Repeat every line below exactly, word for word.

** start of Records provided **

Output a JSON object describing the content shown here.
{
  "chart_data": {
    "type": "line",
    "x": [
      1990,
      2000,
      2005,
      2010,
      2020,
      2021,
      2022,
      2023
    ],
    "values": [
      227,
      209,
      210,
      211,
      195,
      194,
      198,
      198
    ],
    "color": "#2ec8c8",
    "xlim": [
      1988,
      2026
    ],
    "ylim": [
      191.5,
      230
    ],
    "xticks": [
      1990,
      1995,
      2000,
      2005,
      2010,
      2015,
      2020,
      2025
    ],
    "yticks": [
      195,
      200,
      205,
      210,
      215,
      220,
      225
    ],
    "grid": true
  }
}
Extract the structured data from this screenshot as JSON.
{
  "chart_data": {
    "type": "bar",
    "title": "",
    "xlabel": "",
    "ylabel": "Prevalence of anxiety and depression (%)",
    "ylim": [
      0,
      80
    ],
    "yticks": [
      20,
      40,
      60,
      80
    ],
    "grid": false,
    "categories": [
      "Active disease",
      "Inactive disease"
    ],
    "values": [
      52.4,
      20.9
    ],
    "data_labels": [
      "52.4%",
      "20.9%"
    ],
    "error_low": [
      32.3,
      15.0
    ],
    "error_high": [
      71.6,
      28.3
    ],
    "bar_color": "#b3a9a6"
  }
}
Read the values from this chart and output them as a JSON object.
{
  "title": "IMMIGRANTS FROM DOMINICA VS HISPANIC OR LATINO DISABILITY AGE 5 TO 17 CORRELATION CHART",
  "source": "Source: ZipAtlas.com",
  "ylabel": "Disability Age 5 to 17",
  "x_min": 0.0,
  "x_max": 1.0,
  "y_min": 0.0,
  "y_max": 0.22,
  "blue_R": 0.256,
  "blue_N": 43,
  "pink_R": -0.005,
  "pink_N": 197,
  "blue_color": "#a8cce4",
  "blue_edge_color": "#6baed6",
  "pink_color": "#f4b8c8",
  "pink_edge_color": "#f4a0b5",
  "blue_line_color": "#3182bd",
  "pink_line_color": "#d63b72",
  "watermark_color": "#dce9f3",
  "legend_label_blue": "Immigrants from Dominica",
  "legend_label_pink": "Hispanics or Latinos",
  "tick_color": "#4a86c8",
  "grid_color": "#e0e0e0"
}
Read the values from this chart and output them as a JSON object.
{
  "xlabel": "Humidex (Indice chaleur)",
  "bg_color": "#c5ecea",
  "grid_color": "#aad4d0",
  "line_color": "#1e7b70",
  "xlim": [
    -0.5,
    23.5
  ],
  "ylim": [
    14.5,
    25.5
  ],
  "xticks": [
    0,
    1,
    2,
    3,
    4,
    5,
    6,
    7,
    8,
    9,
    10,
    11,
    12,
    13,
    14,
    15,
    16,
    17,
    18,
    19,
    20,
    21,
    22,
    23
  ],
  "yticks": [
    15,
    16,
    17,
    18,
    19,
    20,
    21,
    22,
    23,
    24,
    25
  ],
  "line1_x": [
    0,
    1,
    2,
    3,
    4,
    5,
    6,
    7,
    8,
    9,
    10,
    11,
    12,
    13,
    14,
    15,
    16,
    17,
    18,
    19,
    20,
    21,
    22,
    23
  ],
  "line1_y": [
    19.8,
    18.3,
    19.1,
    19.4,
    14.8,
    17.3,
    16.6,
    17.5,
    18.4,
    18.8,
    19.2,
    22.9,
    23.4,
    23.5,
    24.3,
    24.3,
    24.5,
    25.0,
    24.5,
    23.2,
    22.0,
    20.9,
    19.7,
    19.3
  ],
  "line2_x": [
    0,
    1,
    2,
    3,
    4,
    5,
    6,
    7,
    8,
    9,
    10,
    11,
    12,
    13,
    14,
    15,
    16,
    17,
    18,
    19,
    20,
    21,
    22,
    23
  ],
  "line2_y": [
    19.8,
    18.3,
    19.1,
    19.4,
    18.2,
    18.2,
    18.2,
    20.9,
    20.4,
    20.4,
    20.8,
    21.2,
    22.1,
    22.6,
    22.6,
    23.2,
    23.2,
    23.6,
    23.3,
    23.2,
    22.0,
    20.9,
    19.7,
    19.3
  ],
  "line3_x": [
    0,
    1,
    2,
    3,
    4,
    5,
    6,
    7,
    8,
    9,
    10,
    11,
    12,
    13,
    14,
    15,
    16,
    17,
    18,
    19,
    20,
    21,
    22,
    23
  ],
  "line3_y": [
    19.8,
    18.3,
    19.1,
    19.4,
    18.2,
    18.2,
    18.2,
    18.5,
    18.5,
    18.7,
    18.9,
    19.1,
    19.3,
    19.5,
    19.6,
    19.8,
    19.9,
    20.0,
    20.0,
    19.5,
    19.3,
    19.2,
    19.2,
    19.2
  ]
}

** end of Records provided **

Solution below |
Output a JSON object describing the content shown here.
{
  "chart_data": {
    "type": "line",
    "x": [
      1990,
      2000,
      2005,
      2010,
      2020,
      2021,
      2022,
      2023
    ],
    "values": [
      227,
      209,
      210,
      211,
      195,
      194,
      198,
      198
    ],
    "color": "#2ec8c8",
    "xlim": [
      1988,
      2026
    ],
    "ylim": [
      191.5,
      230
    ],
    "xticks": [
      1990,
      1995,
      2000,
      2005,
      2010,
      2015,
      2020,
      2025
    ],
    "yticks": [
      195,
      200,
      205,
      210,
      215,
      220,
      225
    ],
    "grid": true
  }
}
Extract the structured data from this screenshot as JSON.
{
  "chart_data": {
    "type": "bar",
    "title": "",
    "xlabel": "",
    "ylabel": "Prevalence of anxiety and depression (%)",
    "ylim": [
      0,
      80
    ],
    "yticks": [
      20,
      40,
      60,
      80
    ],
    "grid": false,
    "categories": [
      "Active disease",
      "Inactive disease"
    ],
    "values": [
      52.4,
      20.9
    ],
    "data_labels": [
      "52.4%",
      "20.9%"
    ],
    "error_low": [
      32.3,
      15.0
    ],
    "error_high": [
      71.6,
      28.3
    ],
    "bar_color": "#b3a9a6"
  }
}
Read the values from this chart and output them as a JSON object.
{
  "title": "IMMIGRANTS FROM DOMINICA VS HISPANIC OR LATINO DISABILITY AGE 5 TO 17 CORRELATION CHART",
  "source": "Source: ZipAtlas.com",
  "ylabel": "Disability Age 5 to 17",
  "x_min": 0.0,
  "x_max": 1.0,
  "y_min": 0.0,
  "y_max": 0.22,
  "blue_R": 0.256,
  "blue_N": 43,
  "pink_R": -0.005,
  "pink_N": 197,
  "blue_color": "#a8cce4",
  "blue_edge_color": "#6baed6",
  "pink_color": "#f4b8c8",
  "pink_edge_color": "#f4a0b5",
  "blue_line_color": "#3182bd",
  "pink_line_color": "#d63b72",
  "watermark_color": "#dce9f3",
  "legend_label_blue": "Immigrants from Dominica",
  "legend_label_pink": "Hispanics or Latinos",
  "tick_color": "#4a86c8",
  "grid_color": "#e0e0e0"
}
Read the values from this chart and output them as a JSON object.
{
  "xlabel": "Humidex (Indice chaleur)",
  "bg_color": "#c5ecea",
  "grid_color": "#aad4d0",
  "line_color": "#1e7b70",
  "xlim": [
    -0.5,
    23.5
  ],
  "ylim": [
    14.5,
    25.5
  ],
  "xticks": [
    0,
    1,
    2,
    3,
    4,
    5,
    6,
    7,
    8,
    9,
    10,
    11,
    12,
    13,
    14,
    15,
    16,
    17,
    18,
    19,
    20,
    21,
    22,
    23
  ],
  "yticks": [
    15,
    16,
    17,
    18,
    19,
    20,
    21,
    22,
    23,
    24,
    25
  ],
  "line1_x": [
    0,
    1,
    2,
    3,
    4,
    5,
    6,
    7,
    8,
    9,
    10,
    11,
    12,
    13,
    14,
    15,
    16,
    17,
    18,
    19,
    20,
    21,
    22,
    23
  ],
  "line1_y": [
    19.8,
    18.3,
    19.1,
    19.4,
    14.8,
    17.3,
    16.6,
    17.5,
    18.4,
    18.8,
    19.2,
    22.9,
    23.4,
    23.5,
    24.3,
    24.3,
    24.5,
    25.0,
    24.5,
    23.2,
    22.0,
    20.9,
    19.7,
    19.3
  ],
  "line2_x": [
    0,
    1,
    2,
    3,
    4,
    5,
    6,
    7,
    8,
    9,
    10,
    11,
    12,
    13,
    14,
    15,
    16,
    17,
    18,
    19,
    20,
    21,
    22,
    23
  ],
  "line2_y": [
    19.8,
    18.3,
    19.1,
    19.4,
    18.2,
    18.2,
    18.2,
    20.9,
    20.4,
    20.4,
    20.8,
    21.2,
    22.1,
    22.6,
    22.6,
    23.2,
    23.2,
    23.6,
    23.3,
    23.2,
    22.0,
    20.9,
    19.7,
    19.3
  ],
  "line3_x": [
    0,
    1,
    2,
    3,
    4,
    5,
    6,
    7,
    8,
    9,
    10,
    11,
    12,
    13,
    14,
    15,
    16,
    17,
    18,
    19,
    20,
    21,
    22,
    23
  ],
  "line3_y": [
    19.8,
    18.3,
    19.1,
    19.4,
    18.2,
    18.2,
    18.2,
    18.5,
    18.5,
    18.7,
    18.9,
    19.1,
    19.3,
    19.5,
    19.6,
    19.8,
    19.9,
    20.0,
    20.0,
    19.5,
    19.3,
    19.2,
    19.2,
    19.2
  ]
}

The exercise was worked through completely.